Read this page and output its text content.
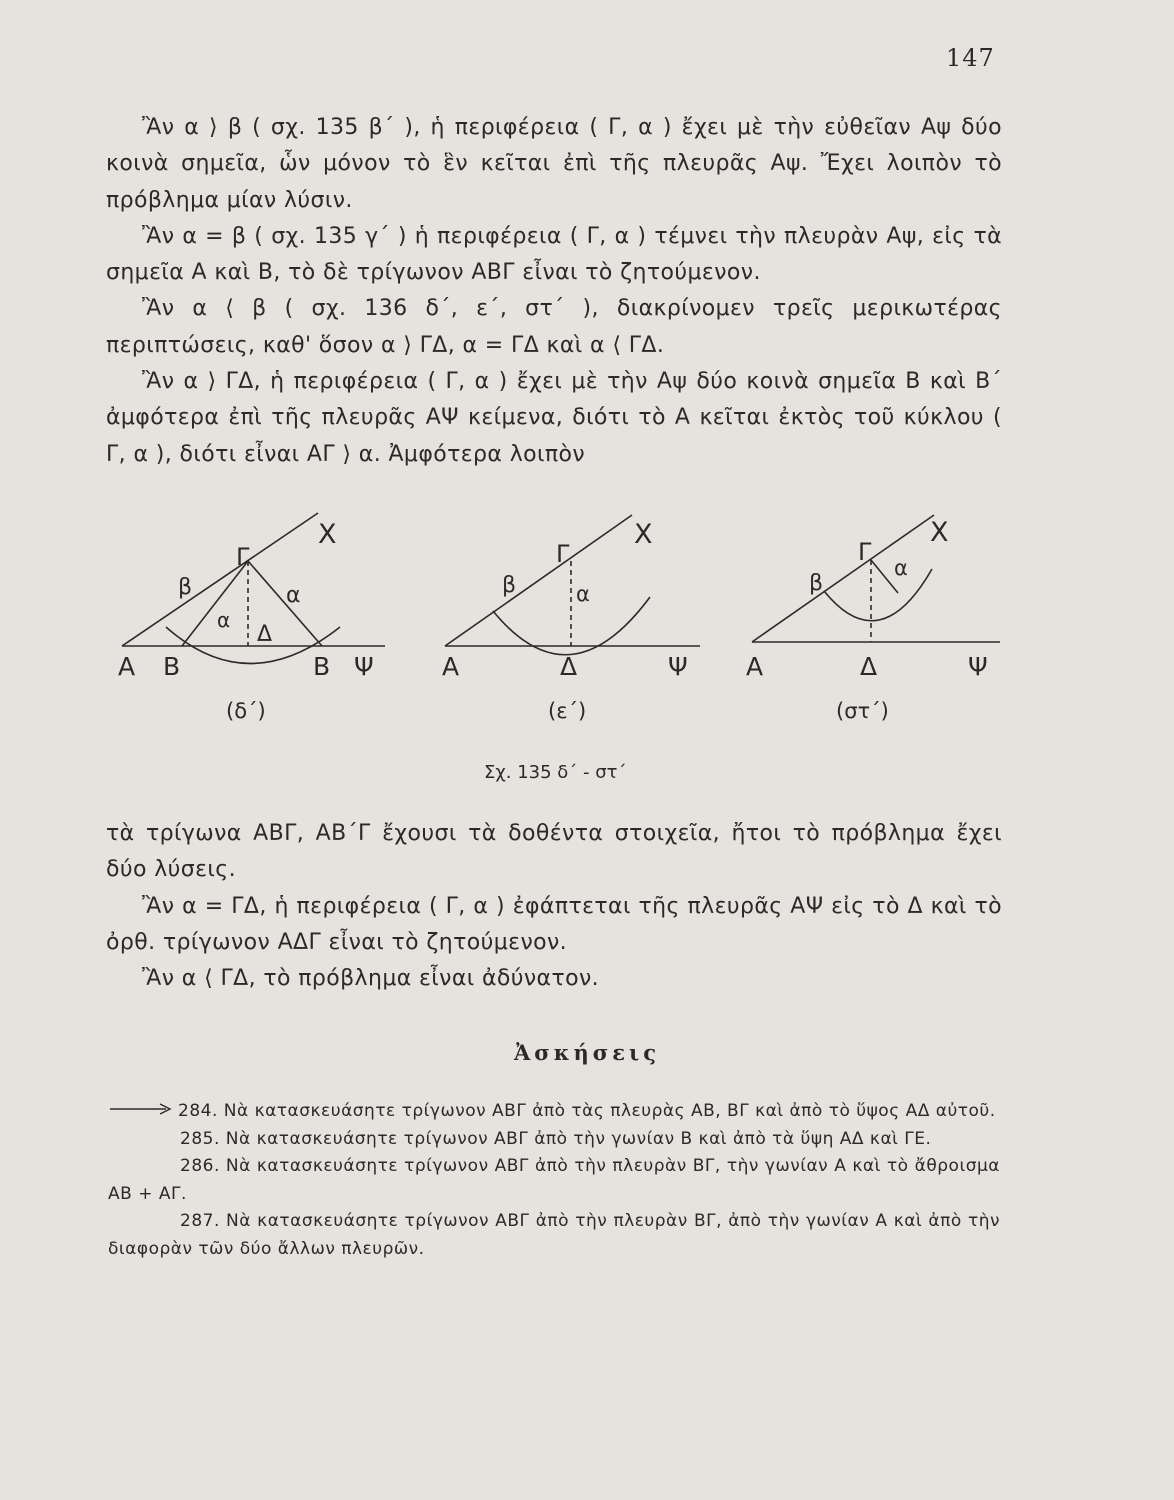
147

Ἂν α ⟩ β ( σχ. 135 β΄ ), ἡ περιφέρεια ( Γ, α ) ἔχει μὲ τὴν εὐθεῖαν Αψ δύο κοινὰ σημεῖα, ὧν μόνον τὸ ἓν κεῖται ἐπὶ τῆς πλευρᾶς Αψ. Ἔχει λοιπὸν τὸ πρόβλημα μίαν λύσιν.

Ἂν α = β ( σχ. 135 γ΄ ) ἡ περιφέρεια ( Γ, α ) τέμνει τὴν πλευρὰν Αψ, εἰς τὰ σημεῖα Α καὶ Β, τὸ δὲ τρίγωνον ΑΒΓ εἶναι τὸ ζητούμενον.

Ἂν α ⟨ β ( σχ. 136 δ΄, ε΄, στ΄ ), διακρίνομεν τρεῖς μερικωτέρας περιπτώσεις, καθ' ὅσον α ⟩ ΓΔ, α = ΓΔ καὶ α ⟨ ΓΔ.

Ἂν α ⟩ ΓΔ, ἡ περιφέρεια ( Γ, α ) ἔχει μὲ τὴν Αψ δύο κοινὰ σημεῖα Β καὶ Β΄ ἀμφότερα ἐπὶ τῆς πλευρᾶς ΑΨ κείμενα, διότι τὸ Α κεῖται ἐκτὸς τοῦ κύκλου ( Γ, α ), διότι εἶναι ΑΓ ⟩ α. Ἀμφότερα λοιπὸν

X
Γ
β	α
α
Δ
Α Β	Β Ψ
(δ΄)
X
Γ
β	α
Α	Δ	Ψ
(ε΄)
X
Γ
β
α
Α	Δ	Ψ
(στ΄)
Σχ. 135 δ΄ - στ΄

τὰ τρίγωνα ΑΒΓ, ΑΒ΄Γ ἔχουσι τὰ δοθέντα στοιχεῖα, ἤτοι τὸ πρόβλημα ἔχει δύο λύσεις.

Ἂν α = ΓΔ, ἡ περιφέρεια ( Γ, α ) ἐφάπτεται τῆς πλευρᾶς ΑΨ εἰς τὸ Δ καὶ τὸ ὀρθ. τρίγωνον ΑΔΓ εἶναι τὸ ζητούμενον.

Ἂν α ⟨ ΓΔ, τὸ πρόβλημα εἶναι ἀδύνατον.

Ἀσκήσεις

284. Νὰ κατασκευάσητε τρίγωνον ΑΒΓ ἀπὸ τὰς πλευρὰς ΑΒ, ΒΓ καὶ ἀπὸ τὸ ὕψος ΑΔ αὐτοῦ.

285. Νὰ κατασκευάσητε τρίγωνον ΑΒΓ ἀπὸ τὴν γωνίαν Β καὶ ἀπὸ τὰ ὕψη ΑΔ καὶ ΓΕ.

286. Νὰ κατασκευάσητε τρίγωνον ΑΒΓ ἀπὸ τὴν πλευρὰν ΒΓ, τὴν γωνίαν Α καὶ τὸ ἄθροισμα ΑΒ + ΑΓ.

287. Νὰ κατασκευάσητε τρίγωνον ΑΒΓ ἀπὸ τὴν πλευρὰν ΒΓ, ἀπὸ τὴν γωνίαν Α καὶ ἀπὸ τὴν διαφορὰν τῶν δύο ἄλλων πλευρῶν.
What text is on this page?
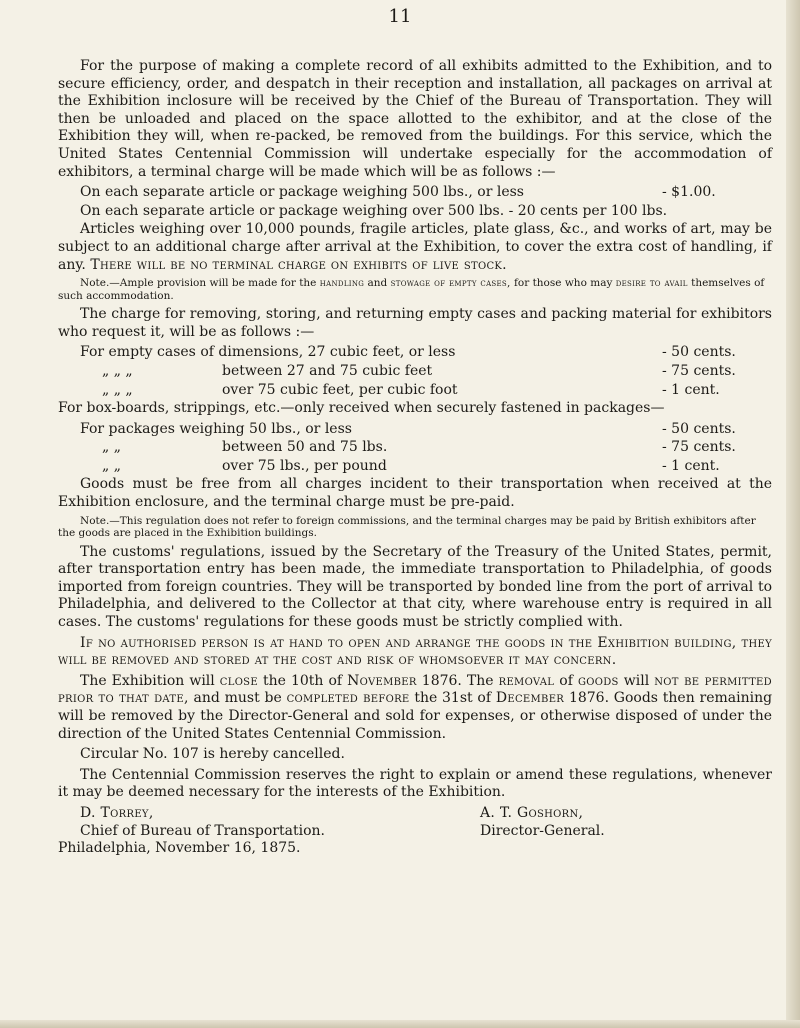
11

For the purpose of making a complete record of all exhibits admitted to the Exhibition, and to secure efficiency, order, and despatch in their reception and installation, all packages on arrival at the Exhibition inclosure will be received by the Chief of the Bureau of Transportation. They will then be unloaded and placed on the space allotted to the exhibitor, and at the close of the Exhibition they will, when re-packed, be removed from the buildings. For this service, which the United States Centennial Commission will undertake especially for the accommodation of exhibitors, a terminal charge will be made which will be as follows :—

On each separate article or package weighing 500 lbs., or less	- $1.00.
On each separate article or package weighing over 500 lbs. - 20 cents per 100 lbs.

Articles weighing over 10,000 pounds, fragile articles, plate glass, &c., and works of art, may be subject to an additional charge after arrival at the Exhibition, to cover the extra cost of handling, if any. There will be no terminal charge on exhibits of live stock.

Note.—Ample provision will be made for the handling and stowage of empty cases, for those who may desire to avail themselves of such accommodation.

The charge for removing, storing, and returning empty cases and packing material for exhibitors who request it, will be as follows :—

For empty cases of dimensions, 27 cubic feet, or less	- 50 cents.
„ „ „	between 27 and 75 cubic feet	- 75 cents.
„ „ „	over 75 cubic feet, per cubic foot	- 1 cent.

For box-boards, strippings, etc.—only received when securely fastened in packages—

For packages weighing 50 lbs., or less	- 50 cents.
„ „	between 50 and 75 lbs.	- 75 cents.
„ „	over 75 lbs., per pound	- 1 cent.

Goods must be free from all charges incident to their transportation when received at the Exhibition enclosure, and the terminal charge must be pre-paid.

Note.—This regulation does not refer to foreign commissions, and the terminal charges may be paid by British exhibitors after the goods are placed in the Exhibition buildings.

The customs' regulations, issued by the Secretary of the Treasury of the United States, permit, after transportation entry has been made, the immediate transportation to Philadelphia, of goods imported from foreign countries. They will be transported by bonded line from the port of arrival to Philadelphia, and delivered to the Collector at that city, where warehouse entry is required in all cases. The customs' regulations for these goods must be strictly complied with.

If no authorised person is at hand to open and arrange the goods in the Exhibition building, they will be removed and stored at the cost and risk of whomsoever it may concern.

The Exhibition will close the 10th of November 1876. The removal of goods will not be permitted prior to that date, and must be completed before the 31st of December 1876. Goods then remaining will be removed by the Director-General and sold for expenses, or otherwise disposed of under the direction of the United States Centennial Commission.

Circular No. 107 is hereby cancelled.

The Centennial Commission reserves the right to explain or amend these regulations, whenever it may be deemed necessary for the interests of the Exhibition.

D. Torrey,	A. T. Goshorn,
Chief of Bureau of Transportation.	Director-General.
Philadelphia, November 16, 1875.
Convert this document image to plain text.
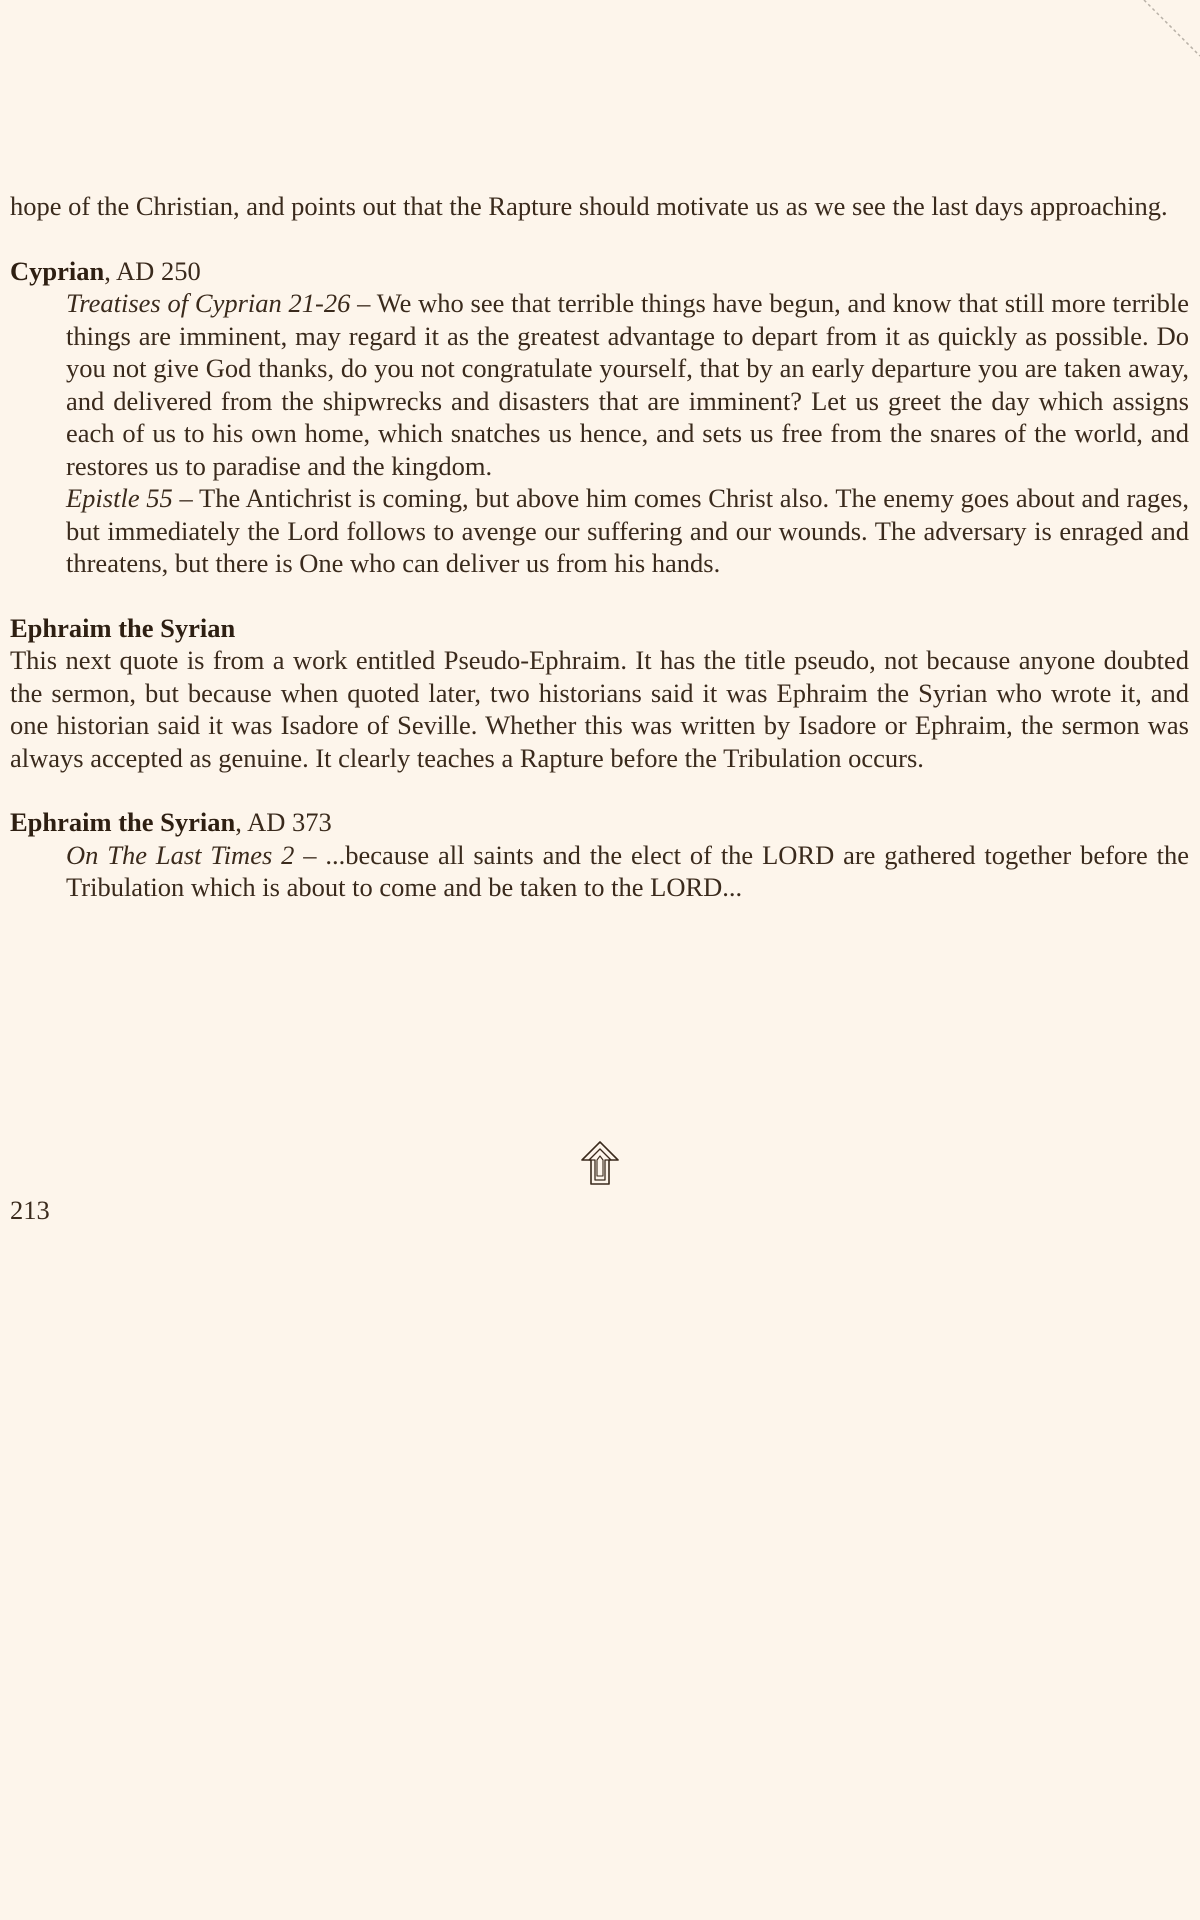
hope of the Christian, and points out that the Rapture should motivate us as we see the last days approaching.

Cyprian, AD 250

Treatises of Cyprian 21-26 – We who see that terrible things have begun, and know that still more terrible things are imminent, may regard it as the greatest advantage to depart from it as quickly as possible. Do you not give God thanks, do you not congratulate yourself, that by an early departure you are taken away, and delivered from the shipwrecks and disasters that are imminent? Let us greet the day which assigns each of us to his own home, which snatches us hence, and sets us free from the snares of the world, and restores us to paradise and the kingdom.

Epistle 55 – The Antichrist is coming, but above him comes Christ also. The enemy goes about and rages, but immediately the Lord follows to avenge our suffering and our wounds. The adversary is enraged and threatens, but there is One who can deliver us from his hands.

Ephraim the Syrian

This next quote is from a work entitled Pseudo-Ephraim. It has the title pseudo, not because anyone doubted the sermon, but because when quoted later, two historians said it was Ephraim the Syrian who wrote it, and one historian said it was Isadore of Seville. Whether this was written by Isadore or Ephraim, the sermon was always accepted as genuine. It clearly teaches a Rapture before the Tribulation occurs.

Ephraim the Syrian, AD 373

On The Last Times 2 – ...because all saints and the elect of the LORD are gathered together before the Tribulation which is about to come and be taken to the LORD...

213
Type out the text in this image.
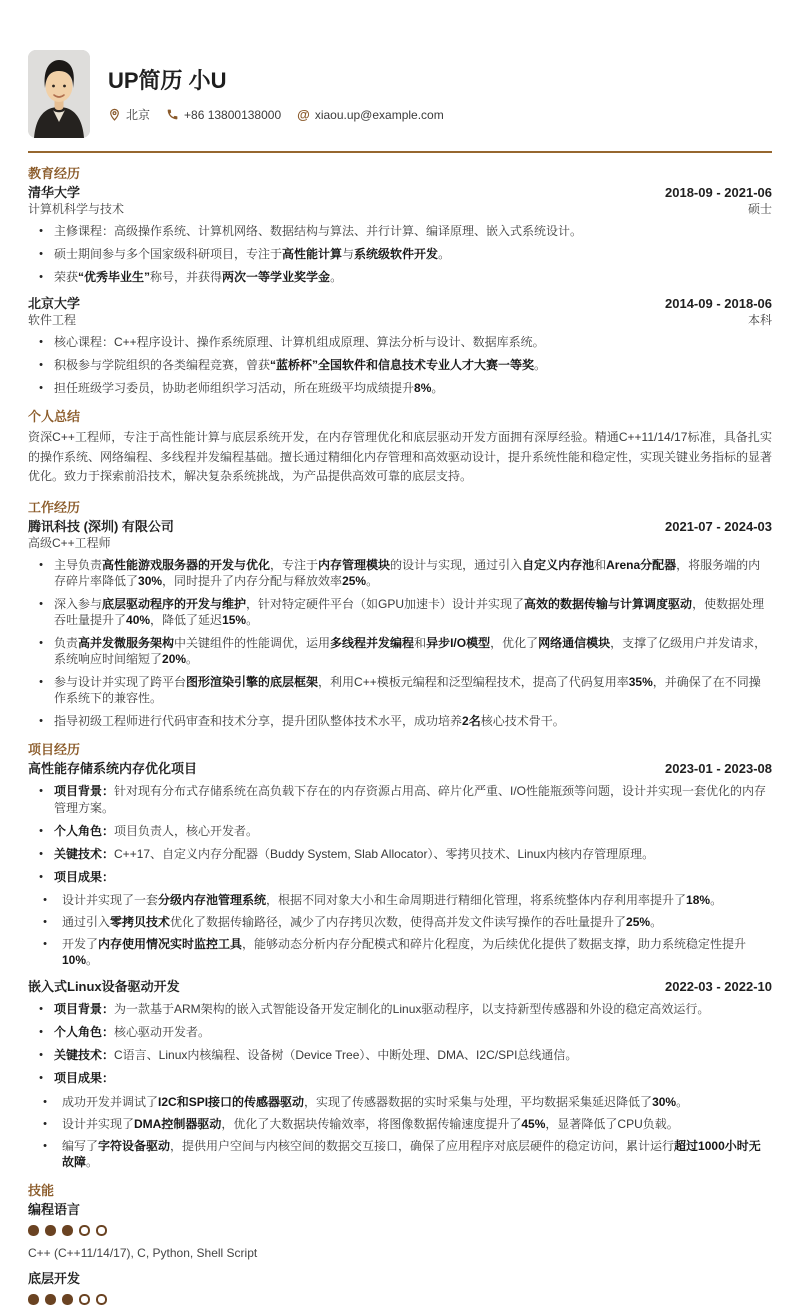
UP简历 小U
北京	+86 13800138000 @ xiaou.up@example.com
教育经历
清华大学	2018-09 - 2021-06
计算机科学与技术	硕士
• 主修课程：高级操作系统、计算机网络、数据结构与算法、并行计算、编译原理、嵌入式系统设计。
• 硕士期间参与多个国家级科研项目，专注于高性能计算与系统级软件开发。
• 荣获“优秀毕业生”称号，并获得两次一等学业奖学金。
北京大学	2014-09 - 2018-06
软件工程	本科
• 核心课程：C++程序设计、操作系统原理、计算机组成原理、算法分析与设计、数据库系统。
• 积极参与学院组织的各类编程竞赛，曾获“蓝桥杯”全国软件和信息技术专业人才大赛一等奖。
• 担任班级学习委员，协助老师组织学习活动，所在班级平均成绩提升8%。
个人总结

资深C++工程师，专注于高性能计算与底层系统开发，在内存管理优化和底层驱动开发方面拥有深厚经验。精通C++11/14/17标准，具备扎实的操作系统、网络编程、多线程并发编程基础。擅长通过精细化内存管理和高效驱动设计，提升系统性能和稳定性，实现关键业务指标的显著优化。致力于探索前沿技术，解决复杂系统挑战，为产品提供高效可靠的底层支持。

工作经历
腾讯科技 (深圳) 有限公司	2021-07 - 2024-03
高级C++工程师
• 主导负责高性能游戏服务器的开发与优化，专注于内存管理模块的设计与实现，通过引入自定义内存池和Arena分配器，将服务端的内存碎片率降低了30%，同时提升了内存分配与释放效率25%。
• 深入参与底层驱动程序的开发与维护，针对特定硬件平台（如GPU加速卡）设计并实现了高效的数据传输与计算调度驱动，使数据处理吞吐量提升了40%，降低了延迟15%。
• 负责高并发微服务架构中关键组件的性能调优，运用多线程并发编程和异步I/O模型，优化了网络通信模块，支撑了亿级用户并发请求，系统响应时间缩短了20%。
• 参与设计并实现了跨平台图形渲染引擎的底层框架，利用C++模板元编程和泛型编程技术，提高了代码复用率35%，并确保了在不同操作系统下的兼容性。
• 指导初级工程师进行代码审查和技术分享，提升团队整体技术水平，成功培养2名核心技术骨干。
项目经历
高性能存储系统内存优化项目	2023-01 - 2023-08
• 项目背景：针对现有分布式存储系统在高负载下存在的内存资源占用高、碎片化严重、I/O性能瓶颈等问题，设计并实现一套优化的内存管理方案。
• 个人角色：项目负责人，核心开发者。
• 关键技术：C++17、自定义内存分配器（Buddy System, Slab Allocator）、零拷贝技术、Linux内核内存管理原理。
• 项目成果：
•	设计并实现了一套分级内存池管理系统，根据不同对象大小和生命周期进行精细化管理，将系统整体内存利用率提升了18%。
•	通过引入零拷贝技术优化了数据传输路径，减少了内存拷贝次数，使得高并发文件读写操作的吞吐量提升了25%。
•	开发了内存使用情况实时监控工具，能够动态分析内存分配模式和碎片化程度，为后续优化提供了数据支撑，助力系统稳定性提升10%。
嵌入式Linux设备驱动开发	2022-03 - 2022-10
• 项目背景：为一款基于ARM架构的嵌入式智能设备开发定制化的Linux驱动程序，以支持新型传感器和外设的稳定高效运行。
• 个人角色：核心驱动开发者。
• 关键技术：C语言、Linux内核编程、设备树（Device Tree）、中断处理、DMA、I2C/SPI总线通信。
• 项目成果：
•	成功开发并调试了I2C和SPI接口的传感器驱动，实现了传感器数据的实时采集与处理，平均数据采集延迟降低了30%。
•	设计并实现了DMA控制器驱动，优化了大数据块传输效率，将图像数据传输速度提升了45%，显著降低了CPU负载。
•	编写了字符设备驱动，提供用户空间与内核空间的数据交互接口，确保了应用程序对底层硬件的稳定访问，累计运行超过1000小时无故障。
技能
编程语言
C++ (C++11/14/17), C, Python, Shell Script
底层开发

> _EXERCISE_:
Locate the lines above that hold the word "separate". Show every one of them.

> _IN RESPONSE_:
On each separate article or package weighing 500 lbs., or less	- $1.00.
On each separate article or package weighing over 500 lbs. - 20 cents per 100 lbs.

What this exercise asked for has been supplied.